Skip every image and restate the data word for word.

● **Raw data**:
[START]

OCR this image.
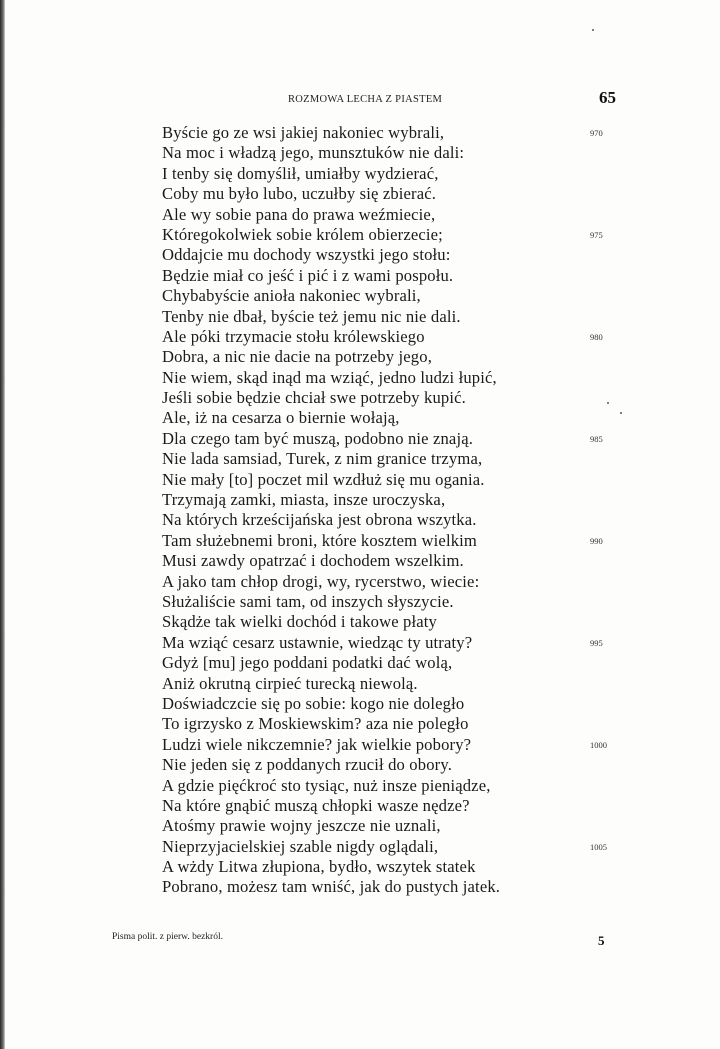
ROZMOWA LECHA Z PIASTEM	65
Byście go ze wsi jakiej nakoniec wybrali,	970
Na moc i władzą jego, munsztuków nie dali:
I tenby się domyślił, umiałby wydzierać,
Coby mu było lubo, uczułby się zbierać.
Ale wy sobie pana do prawa weźmiecie,
Któregokolwiek sobie królem obierzecie;	975
Oddajcie mu dochody wszystki jego stołu:
Będzie miał co jeść i pić i z wami pospołu.
Chybabyście anioła nakoniec wybrali,
Tenby nie dbał, byście też jemu nic nie dali.
Ale póki trzymacie stołu królewskiego	980
Dobra, a nic nie dacie na potrzeby jego,
Nie wiem, skąd inąd ma wziąć, jedno ludzi łupić,
Jeśli sobie będzie chciał swe potrzeby kupić.
Ale, iż na cesarza o biernie wołają,
Dla czego tam być muszą, podobno nie znają.	985
Nie lada samsiad, Turek, z nim granice trzyma,
Nie mały [to] poczet mil wzdłuż się mu ogania.
Trzymają zamki, miasta, insze uroczyska,
Na których krześcijańska jest obrona wszytka.
Tam służebnemi broni, które kosztem wielkim	990
Musi zawdy opatrzać i dochodem wszelkim.
A jako tam chłop drogi, wy, rycerstwo, wiecie:
Służaliście sami tam, od inszych słyszycie.
Skądże tak wielki dochód i takowe płaty
Ma wziąć cesarz ustawnie, wiedząc ty utraty?	995
Gdyż [mu] jego poddani podatki dać wolą,
Aniż okrutną cirpieć turecką niewolą.
Doświadczcie się po sobie: kogo nie doległo
To igrzysko z Moskiewskim? aza nie poległo
Ludzi wiele nikczemnie? jak wielkie pobory?	1000
Nie jeden się z poddanych rzucił do obory.
A gdzie pięćkroć sto tysiąc, nuż insze pieniądze,
Na które gnąbić muszą chłopki wasze nędze?
Atośmy prawie wojny jeszcze nie uznali,
Nieprzyjacielskiej szable nigdy oglądali,	1005
A wżdy Litwa złupiona, bydło, wszytek statek
Pobrano, możesz tam wniść, jak do pustych jatek.
Pisma polit. z pierw. bezkról.	5
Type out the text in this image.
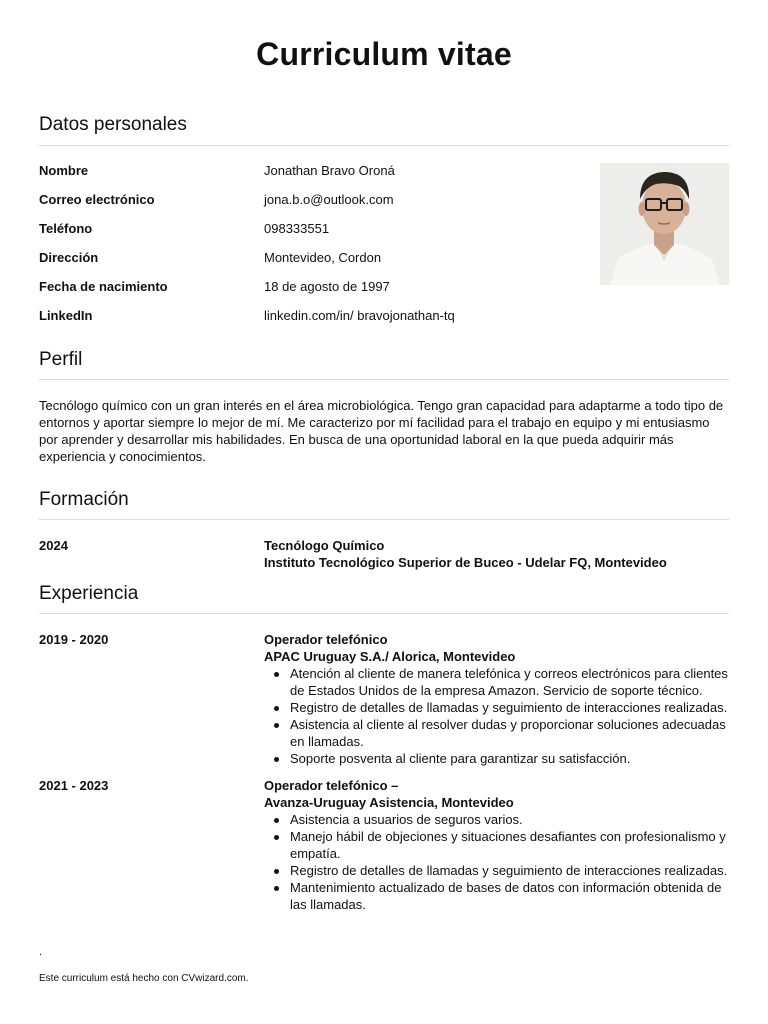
Curriculum vitae
Datos personales
Nombre	Jonathan Bravo Oroná
Correo electrónico	jona.b.o@outlook.com
Teléfono	098333551
Dirección	Montevideo, Cordon
Fecha de nacimiento	18 de agosto de 1997
LinkedIn	linkedin.com/in/ bravojonathan-tq
Perfil

Tecnólogo químico con un gran interés en el área microbiológica. Tengo gran capacidad para adaptarme a todo tipo de entornos y aportar siempre lo mejor de mí. Me caracterizo por mí facilidad para el trabajo en equipo y mi entusiasmo por aprender y desarrollar mis habilidades. En busca de una oportunidad laboral en la que pueda adquirir más experiencia y conocimientos.

Formación
2024	Tecnólogo Químico
Instituto Tecnológico Superior de Buceo - Udelar FQ, Montevideo
Experiencia
2019 - 2020	Operador telefónico
APAC Uruguay S.A./ Alorica, Montevideo
Atención al cliente de manera telefónica y correos electrónicos para clientes de Estados Unidos de la empresa Amazon. Servicio de soporte técnico.
Registro de detalles de llamadas y seguimiento de interacciones realizadas.
Asistencia al cliente al resolver dudas y proporcionar soluciones adecuadas en llamadas.
Soporte posventa al cliente para garantizar su satisfacción.
2021 - 2023	Operador telefónico –
Avanza-Uruguay Asistencia, Montevideo
Asistencia a usuarios de seguros varios.
Manejo hábil de objeciones y situaciones desafiantes con profesionalismo y empatía.
Registro de detalles de llamadas y seguimiento de interacciones realizadas.
Mantenimiento actualizado de bases de datos con información obtenida de las llamadas.
.
Este curriculum está hecho con CVwizard.com.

[END]

● **Task result**:
OCR this image.
ROZMOWA LECHA Z PIASTEM	65
Byście go ze wsi jakiej nakoniec wybrali,	970
Na moc i władzą jego, munsztuków nie dali:
I tenby się domyślił, umiałby wydzierać,
Coby mu było lubo, uczułby się zbierać.
Ale wy sobie pana do prawa weźmiecie,
Któregokolwiek sobie królem obierzecie;	975
Oddajcie mu dochody wszystki jego stołu:
Będzie miał co jeść i pić i z wami pospołu.
Chybabyście anioła nakoniec wybrali,
Tenby nie dbał, byście też jemu nic nie dali.
Ale póki trzymacie stołu królewskiego	980
Dobra, a nic nie dacie na potrzeby jego,
Nie wiem, skąd inąd ma wziąć, jedno ludzi łupić,
Jeśli sobie będzie chciał swe potrzeby kupić.
Ale, iż na cesarza o biernie wołają,
Dla czego tam być muszą, podobno nie znają.	985
Nie lada samsiad, Turek, z nim granice trzyma,
Nie mały [to] poczet mil wzdłuż się mu ogania.
Trzymają zamki, miasta, insze uroczyska,
Na których krześcijańska jest obrona wszytka.
Tam służebnemi broni, które kosztem wielkim	990
Musi zawdy opatrzać i dochodem wszelkim.
A jako tam chłop drogi, wy, rycerstwo, wiecie:
Służaliście sami tam, od inszych słyszycie.
Skądże tak wielki dochód i takowe płaty
Ma wziąć cesarz ustawnie, wiedząc ty utraty?	995
Gdyż [mu] jego poddani podatki dać wolą,
Aniż okrutną cirpieć turecką niewolą.
Doświadczcie się po sobie: kogo nie doległo
To igrzysko z Moskiewskim? aza nie poległo
Ludzi wiele nikczemnie? jak wielkie pobory?	1000
Nie jeden się z poddanych rzucił do obory.
A gdzie pięćkroć sto tysiąc, nuż insze pieniądze,
Na które gnąbić muszą chłopki wasze nędze?
Atośmy prawie wojny jeszcze nie uznali,
Nieprzyjacielskiej szable nigdy oglądali,	1005
A wżdy Litwa złupiona, bydło, wszytek statek
Pobrano, możesz tam wniść, jak do pustych jatek.
Pisma polit. z pierw. bezkról.	5
Type out the text in this image.
Curriculum vitae
Datos personales
Nombre	Jonathan Bravo Oroná
Correo electrónico	jona.b.o@outlook.com
Teléfono	098333551
Dirección	Montevideo, Cordon
Fecha de nacimiento	18 de agosto de 1997
LinkedIn	linkedin.com/in/ bravojonathan-tq
Perfil

Tecnólogo químico con un gran interés en el área microbiológica. Tengo gran capacidad para adaptarme a todo tipo de entornos y aportar siempre lo mejor de mí. Me caracterizo por mí facilidad para el trabajo en equipo y mi entusiasmo por aprender y desarrollar mis habilidades. En busca de una oportunidad laboral en la que pueda adquirir más experiencia y conocimientos.

Formación
2024	Tecnólogo Químico
Instituto Tecnológico Superior de Buceo - Udelar FQ, Montevideo
Experiencia
2019 - 2020	Operador telefónico
APAC Uruguay S.A./ Alorica, Montevideo
Atención al cliente de manera telefónica y correos electrónicos para clientes de Estados Unidos de la empresa Amazon. Servicio de soporte técnico.
Registro de detalles de llamadas y seguimiento de interacciones realizadas.
Asistencia al cliente al resolver dudas y proporcionar soluciones adecuadas en llamadas.
Soporte posventa al cliente para garantizar su satisfacción.
2021 - 2023	Operador telefónico –
Avanza-Uruguay Asistencia, Montevideo
Asistencia a usuarios de seguros varios.
Manejo hábil de objeciones y situaciones desafiantes con profesionalismo y empatía.
Registro de detalles de llamadas y seguimiento de interacciones realizadas.
Mantenimiento actualizado de bases de datos con información obtenida de las llamadas.
.
Este curriculum está hecho con CVwizard.com.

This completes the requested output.